= WHAT IS NEEDED =
Determine how many lines of the entries contain "出国人数". Reply with that number alone.

= GIVEN DATA =
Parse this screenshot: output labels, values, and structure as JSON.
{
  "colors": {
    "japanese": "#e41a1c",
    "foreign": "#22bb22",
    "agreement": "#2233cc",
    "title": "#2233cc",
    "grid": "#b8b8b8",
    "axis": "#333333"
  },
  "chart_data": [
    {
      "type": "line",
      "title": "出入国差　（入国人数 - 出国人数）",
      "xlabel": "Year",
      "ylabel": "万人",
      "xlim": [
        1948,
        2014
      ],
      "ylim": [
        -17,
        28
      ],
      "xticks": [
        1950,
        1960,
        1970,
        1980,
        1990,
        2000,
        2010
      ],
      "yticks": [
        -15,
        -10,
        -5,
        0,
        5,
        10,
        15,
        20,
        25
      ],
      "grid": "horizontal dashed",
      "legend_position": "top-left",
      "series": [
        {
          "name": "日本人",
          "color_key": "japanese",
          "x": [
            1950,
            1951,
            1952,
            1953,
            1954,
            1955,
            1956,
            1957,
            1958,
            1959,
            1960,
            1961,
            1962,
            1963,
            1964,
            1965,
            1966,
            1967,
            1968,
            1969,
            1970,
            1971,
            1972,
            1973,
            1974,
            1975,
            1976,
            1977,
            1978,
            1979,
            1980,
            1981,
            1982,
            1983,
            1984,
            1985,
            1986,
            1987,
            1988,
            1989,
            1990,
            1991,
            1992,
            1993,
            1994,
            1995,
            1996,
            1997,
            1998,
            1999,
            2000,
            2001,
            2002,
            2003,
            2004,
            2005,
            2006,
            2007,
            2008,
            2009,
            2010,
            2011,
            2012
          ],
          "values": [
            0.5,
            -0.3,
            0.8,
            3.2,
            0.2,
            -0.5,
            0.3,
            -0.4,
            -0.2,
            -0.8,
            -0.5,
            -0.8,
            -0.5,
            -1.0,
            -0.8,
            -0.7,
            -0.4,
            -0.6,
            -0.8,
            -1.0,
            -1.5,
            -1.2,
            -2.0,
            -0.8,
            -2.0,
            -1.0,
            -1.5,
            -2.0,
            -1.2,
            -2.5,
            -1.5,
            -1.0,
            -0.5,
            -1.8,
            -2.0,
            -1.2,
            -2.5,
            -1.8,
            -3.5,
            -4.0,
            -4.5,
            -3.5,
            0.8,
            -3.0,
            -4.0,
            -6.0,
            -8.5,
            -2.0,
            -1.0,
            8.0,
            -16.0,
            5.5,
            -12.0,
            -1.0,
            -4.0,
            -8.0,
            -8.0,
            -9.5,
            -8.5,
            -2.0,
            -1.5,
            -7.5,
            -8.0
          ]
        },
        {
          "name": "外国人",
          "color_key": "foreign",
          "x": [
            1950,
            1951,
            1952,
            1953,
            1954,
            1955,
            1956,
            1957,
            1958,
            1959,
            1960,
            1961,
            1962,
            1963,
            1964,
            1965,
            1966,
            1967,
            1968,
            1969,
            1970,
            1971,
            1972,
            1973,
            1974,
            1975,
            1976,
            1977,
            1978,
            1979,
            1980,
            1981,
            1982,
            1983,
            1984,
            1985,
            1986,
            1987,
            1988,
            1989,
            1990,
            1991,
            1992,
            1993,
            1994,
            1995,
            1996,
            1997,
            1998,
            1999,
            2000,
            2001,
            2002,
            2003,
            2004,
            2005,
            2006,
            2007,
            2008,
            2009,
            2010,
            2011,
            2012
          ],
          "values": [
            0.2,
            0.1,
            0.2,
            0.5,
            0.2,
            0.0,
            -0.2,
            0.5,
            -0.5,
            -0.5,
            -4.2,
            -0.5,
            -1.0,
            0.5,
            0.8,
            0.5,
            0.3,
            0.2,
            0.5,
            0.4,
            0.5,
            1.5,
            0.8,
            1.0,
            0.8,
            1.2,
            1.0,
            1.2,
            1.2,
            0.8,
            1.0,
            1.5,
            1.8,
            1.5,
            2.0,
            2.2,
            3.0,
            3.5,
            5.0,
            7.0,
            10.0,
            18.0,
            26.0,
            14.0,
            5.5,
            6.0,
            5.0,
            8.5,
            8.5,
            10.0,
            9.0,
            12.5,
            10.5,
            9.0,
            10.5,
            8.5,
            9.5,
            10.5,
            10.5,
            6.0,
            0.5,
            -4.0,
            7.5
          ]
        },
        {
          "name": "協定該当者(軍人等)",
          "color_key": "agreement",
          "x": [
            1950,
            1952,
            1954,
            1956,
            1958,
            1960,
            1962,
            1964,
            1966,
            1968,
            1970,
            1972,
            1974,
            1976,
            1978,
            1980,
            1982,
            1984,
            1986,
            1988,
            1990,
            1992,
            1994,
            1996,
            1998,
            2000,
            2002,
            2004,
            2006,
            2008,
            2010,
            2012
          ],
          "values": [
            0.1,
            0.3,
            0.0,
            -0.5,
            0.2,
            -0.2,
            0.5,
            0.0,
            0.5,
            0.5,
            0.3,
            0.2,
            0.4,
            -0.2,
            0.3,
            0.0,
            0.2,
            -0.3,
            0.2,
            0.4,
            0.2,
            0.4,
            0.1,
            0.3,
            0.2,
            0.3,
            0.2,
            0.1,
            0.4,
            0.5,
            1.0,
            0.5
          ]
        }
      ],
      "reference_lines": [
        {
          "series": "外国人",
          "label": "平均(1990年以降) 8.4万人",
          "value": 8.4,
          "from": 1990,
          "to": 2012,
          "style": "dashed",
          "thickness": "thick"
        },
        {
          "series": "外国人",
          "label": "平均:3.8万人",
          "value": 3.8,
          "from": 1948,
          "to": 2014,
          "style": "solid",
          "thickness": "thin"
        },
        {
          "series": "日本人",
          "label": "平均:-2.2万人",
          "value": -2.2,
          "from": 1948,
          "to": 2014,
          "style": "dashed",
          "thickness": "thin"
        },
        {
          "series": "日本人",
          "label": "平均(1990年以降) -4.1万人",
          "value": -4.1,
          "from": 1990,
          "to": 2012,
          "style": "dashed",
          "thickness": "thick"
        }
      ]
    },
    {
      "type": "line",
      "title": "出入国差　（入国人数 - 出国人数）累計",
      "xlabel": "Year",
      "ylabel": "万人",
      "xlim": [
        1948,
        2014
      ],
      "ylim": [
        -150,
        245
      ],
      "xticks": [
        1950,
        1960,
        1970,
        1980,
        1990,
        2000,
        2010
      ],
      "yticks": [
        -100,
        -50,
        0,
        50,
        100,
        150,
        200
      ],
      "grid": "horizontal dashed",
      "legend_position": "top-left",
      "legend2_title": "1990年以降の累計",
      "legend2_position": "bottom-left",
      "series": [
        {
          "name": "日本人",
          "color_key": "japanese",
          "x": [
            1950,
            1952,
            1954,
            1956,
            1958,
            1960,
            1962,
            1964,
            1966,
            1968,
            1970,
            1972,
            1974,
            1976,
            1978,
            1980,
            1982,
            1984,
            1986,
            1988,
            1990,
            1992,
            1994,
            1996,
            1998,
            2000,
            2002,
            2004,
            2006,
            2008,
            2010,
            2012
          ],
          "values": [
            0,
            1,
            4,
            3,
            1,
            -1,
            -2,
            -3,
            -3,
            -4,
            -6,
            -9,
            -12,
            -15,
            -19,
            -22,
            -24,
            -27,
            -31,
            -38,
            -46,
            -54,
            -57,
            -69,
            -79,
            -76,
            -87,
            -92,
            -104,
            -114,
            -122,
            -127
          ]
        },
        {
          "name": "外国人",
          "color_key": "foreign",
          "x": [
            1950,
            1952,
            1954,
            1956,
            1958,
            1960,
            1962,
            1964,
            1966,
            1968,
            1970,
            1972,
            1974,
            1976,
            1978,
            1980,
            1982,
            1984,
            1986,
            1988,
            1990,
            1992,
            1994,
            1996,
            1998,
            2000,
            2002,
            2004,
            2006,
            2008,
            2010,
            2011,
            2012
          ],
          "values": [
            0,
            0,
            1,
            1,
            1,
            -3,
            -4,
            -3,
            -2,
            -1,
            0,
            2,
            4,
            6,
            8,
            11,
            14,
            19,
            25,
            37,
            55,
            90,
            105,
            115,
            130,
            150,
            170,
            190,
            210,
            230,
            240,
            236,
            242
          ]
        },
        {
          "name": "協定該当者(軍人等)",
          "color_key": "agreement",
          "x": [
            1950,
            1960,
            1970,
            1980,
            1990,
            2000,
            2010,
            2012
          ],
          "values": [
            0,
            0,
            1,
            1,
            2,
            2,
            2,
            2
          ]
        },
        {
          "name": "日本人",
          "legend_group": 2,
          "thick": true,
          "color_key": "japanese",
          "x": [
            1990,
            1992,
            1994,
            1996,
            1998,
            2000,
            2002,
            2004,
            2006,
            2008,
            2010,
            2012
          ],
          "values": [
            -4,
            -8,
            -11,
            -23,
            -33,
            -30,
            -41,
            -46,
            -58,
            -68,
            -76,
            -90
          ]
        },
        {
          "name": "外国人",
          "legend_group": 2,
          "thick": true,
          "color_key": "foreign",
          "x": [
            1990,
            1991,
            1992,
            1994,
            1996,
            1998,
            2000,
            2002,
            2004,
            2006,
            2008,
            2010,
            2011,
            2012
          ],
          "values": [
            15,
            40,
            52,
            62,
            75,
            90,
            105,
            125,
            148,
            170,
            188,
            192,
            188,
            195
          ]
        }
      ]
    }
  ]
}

= PROBLEM SOLUTION =
2